STORED ROWS -
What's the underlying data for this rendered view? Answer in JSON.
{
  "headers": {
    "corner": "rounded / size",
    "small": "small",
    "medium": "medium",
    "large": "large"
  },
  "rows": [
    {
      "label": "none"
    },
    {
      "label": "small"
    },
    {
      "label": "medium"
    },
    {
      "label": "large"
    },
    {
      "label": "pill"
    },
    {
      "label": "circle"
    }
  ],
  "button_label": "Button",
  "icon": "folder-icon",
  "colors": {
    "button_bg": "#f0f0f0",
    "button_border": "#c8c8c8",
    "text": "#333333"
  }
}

DIRECTIVE -
Repeat all the entries exactly as given.

WRITTEN REPLY -
What's the underlying data for this rendered view? Answer in JSON.
{
  "headers": {
    "corner": "rounded / size",
    "small": "small",
    "medium": "medium",
    "large": "large"
  },
  "rows": [
    {
      "label": "none"
    },
    {
      "label": "small"
    },
    {
      "label": "medium"
    },
    {
      "label": "large"
    },
    {
      "label": "pill"
    },
    {
      "label": "circle"
    }
  ],
  "button_label": "Button",
  "icon": "folder-icon",
  "colors": {
    "button_bg": "#f0f0f0",
    "button_border": "#c8c8c8",
    "text": "#333333"
  }
}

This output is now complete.